■ Data for this task ■

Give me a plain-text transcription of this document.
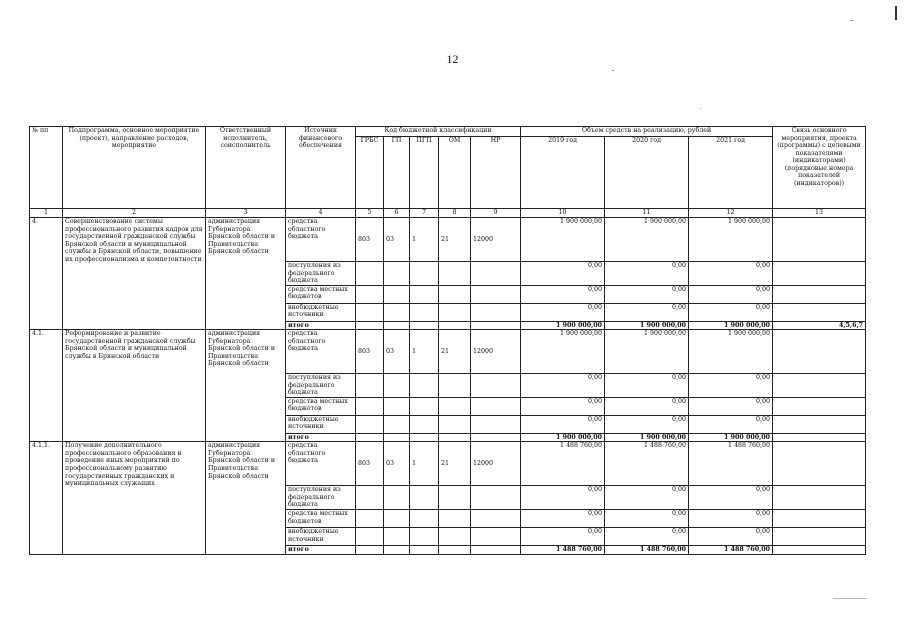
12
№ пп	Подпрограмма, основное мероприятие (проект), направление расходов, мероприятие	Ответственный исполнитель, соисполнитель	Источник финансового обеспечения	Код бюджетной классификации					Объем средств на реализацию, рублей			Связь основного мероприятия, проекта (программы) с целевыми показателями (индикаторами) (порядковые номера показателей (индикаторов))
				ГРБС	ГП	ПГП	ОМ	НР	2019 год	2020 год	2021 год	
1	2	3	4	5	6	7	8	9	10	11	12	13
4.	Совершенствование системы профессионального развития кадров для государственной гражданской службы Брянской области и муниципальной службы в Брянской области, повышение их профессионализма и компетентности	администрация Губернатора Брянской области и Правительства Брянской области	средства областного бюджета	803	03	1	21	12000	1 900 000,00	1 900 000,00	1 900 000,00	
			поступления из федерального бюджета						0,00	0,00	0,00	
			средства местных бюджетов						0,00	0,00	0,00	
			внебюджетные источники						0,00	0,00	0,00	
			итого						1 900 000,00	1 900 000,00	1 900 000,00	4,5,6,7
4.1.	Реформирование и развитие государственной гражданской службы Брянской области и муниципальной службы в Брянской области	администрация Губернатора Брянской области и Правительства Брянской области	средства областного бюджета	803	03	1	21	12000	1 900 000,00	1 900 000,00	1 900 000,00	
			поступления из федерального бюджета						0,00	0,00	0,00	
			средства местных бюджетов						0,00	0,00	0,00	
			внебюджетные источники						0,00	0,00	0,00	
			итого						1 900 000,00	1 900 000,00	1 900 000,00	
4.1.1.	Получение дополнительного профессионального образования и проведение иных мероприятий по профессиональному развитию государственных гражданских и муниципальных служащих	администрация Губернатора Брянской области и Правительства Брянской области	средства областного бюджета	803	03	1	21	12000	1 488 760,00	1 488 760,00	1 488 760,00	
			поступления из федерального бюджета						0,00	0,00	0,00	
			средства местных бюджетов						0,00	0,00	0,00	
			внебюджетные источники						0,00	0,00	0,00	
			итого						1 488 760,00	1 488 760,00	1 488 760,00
* * *
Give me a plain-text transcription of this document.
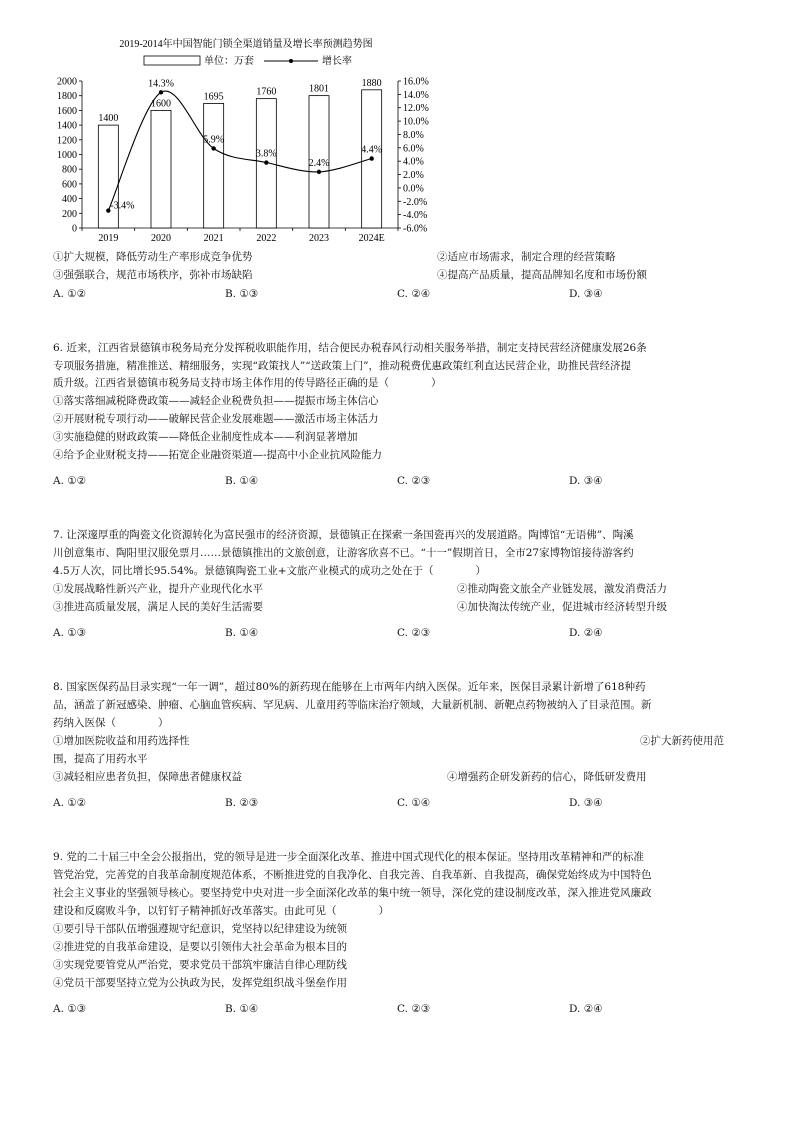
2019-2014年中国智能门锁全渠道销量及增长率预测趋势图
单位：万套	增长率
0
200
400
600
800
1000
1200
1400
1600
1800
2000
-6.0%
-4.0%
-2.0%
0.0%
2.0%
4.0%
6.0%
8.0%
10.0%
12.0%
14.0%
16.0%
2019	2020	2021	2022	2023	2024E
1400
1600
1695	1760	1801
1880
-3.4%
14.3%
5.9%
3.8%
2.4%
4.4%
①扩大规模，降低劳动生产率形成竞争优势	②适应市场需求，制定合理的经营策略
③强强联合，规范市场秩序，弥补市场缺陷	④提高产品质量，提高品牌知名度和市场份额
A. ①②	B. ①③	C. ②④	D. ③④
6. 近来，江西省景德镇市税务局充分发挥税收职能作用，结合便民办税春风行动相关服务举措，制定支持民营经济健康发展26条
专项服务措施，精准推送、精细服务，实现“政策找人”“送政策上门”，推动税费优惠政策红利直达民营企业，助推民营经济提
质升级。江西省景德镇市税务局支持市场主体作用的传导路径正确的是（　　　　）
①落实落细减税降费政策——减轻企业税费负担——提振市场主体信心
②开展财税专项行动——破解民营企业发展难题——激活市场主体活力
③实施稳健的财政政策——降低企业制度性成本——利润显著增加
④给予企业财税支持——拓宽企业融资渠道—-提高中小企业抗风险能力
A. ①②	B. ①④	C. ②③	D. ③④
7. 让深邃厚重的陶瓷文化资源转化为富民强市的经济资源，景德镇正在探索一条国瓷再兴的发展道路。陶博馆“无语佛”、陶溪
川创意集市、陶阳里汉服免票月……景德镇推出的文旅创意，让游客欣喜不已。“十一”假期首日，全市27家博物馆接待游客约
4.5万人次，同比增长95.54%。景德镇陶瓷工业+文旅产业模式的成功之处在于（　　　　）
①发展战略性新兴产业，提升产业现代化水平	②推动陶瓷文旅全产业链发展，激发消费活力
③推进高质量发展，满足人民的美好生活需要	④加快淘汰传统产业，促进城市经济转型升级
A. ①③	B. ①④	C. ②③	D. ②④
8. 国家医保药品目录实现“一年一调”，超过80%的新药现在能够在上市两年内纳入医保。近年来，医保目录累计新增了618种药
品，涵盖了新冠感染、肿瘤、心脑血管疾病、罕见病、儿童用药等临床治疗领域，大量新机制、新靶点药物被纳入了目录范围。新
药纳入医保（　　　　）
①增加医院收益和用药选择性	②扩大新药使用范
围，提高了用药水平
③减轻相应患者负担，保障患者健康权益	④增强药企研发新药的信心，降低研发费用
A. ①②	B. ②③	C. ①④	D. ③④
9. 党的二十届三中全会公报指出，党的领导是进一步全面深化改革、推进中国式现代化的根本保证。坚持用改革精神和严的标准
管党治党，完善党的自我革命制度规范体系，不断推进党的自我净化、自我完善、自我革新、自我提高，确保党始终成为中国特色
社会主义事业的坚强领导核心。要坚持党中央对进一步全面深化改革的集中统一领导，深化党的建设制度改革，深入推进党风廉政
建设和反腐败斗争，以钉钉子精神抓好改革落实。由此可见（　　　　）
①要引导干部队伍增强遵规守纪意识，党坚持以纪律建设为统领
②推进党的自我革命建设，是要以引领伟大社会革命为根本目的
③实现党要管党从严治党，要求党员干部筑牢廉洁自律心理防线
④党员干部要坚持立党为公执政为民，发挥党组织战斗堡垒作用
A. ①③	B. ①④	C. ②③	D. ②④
==
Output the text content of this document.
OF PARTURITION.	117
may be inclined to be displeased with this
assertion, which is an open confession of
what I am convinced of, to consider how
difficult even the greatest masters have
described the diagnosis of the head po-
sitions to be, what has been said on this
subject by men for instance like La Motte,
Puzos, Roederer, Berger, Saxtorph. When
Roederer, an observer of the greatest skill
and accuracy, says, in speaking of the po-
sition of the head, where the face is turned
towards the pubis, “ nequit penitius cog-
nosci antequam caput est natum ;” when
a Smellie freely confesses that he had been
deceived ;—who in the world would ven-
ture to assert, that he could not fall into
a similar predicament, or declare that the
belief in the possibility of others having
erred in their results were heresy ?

■ Task directions ■
Report how many lines in the listing above include the word "head". Give nothing but the number.

■ Answer in full ■
2